● Task to carry out
Only the pictures are to be left out; set down the rest of the records exactly.
─── Extracted material ───
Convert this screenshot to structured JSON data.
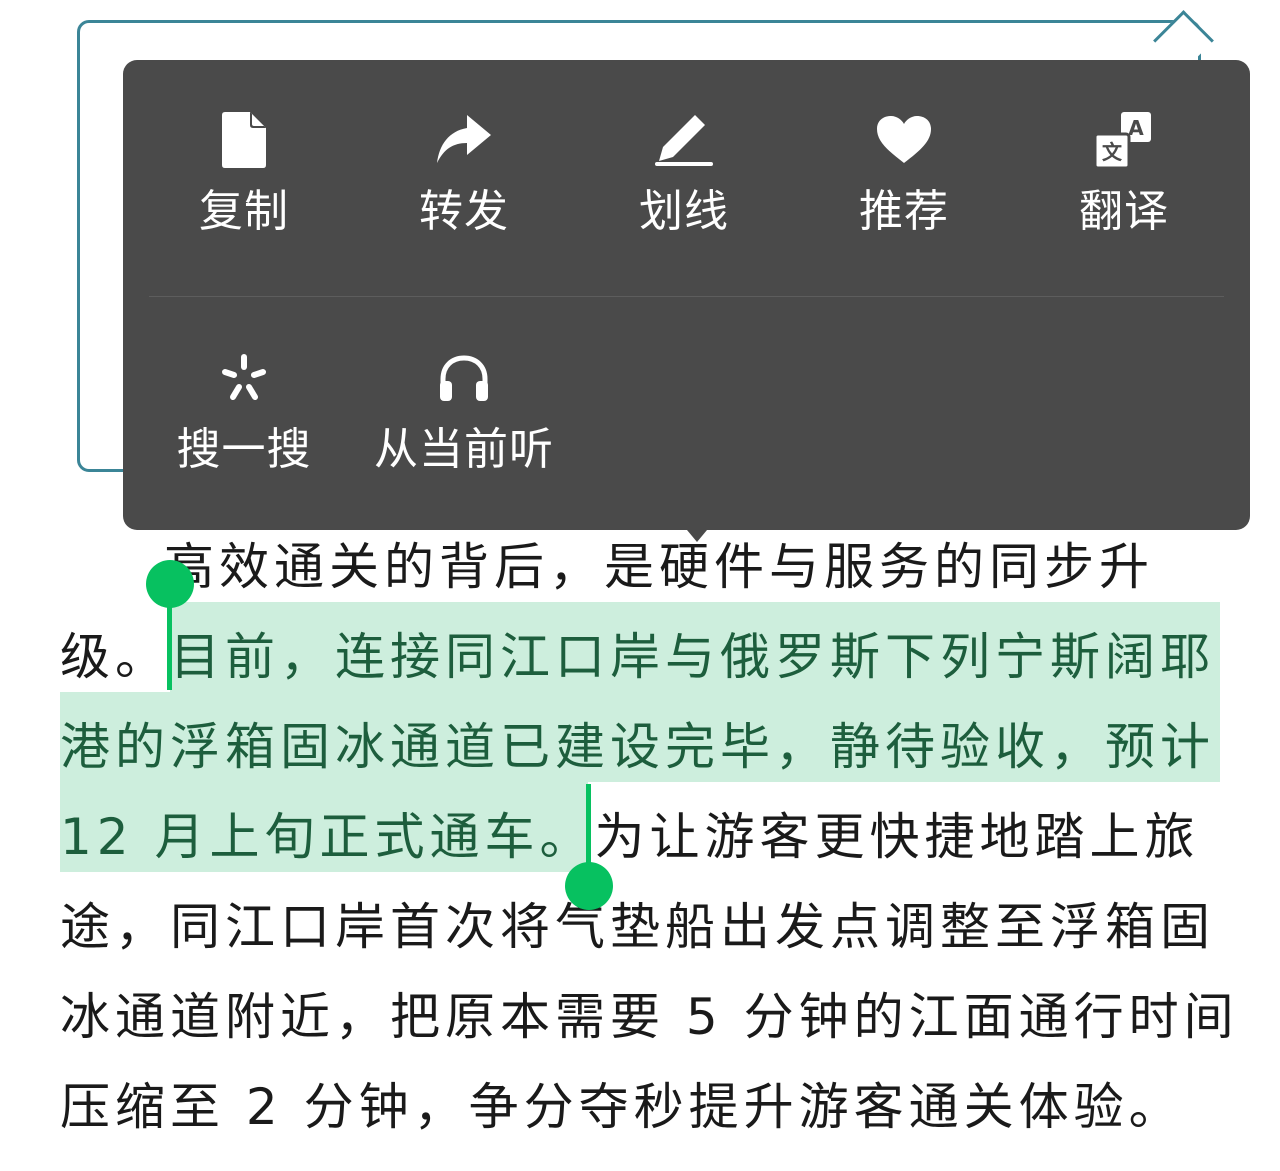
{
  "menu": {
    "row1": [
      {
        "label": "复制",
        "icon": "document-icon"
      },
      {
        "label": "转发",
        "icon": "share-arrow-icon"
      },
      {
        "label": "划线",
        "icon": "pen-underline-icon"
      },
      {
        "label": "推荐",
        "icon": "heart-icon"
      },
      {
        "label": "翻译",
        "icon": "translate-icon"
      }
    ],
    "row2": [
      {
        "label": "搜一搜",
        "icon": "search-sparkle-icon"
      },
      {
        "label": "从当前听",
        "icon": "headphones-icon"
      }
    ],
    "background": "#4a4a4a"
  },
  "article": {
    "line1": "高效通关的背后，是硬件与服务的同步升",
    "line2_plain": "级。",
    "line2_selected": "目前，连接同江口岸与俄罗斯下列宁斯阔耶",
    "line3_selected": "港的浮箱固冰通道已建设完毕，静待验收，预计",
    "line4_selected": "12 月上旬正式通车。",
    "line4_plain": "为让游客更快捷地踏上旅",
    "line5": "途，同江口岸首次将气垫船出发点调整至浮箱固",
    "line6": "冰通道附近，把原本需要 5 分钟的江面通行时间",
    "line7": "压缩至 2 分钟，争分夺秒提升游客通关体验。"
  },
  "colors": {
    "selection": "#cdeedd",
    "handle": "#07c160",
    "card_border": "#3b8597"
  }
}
───
● Right answer
Convert this screenshot to structured JSON data.
{
  "menu": {
    "row1": [
      {
        "label": "复制",
        "icon": "document-icon"
      },
      {
        "label": "转发",
        "icon": "share-arrow-icon"
      },
      {
        "label": "划线",
        "icon": "pen-underline-icon"
      },
      {
        "label": "推荐",
        "icon": "heart-icon"
      },
      {
        "label": "翻译",
        "icon": "translate-icon"
      }
    ],
    "row2": [
      {
        "label": "搜一搜",
        "icon": "search-sparkle-icon"
      },
      {
        "label": "从当前听",
        "icon": "headphones-icon"
      }
    ],
    "background": "#4a4a4a"
  },
  "article": {
    "line1": "高效通关的背后，是硬件与服务的同步升",
    "line2_plain": "级。",
    "line2_selected": "目前，连接同江口岸与俄罗斯下列宁斯阔耶",
    "line3_selected": "港的浮箱固冰通道已建设完毕，静待验收，预计",
    "line4_selected": "12 月上旬正式通车。",
    "line4_plain": "为让游客更快捷地踏上旅",
    "line5": "途，同江口岸首次将气垫船出发点调整至浮箱固",
    "line6": "冰通道附近，把原本需要 5 分钟的江面通行时间",
    "line7": "压缩至 2 分钟，争分夺秒提升游客通关体验。"
  },
  "colors": {
    "selection": "#cdeedd",
    "handle": "#07c160",
    "card_border": "#3b8597"
  }
}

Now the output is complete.